**DATA TO PROCESS**
-- start --

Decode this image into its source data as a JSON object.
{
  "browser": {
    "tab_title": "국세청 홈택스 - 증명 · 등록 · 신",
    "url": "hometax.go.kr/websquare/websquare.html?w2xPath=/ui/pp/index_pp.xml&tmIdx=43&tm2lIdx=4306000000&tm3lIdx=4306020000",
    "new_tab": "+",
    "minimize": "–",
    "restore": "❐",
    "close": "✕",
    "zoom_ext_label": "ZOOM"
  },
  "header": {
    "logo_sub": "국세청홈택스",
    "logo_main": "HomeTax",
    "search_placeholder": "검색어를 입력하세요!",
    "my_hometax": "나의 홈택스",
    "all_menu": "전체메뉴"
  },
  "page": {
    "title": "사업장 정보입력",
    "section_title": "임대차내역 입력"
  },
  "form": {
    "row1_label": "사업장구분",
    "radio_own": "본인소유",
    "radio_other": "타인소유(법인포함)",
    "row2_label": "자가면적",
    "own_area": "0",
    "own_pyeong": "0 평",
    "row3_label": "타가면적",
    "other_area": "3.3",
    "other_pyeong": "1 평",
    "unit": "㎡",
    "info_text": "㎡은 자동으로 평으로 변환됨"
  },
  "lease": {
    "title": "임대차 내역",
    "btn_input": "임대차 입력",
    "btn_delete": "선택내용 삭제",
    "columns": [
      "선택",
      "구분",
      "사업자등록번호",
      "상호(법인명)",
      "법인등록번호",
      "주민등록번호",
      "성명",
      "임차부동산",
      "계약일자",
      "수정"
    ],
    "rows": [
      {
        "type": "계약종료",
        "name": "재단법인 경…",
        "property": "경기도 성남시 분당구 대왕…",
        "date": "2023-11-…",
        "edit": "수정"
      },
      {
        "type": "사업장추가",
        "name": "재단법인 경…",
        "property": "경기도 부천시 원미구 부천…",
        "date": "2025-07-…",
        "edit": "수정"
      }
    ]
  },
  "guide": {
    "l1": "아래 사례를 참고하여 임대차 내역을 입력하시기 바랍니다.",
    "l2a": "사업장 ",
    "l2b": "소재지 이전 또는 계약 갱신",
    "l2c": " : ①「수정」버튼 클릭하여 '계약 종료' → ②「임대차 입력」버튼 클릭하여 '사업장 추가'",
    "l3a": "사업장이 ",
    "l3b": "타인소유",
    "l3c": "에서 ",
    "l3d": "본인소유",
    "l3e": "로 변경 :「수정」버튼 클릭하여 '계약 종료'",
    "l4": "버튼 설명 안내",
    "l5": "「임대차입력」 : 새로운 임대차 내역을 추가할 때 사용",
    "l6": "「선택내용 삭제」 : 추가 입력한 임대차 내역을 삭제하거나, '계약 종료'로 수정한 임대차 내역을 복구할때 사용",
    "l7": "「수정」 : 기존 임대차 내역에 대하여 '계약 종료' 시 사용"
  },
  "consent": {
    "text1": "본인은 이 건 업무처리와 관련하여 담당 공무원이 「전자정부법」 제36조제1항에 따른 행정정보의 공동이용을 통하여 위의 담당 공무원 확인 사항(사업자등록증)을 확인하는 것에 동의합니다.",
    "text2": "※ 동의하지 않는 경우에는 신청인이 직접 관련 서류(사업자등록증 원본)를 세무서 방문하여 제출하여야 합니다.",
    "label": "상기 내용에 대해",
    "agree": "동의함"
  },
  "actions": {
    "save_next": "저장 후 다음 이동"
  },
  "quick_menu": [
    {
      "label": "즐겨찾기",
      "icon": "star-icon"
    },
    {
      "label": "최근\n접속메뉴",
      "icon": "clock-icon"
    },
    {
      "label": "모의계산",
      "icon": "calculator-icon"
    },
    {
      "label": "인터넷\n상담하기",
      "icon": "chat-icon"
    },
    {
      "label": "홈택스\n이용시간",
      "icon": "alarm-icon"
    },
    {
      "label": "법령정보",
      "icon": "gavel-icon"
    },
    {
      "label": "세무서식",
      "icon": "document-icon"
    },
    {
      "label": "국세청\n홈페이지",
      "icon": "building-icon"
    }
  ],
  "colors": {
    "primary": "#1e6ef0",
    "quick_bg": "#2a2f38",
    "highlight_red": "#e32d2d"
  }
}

-- end --

**STATED PROBLEM**
Whichever lines contain the string "icon", select and copy them.

**SOLUTION FOR THIS EXERCISE**
      "icon": "star-icon"
      "icon": "clock-icon"
      "icon": "calculator-icon"
      "icon": "chat-icon"
      "icon": "alarm-icon"
      "icon": "gavel-icon"
      "icon": "document-icon"
      "icon": "building-icon"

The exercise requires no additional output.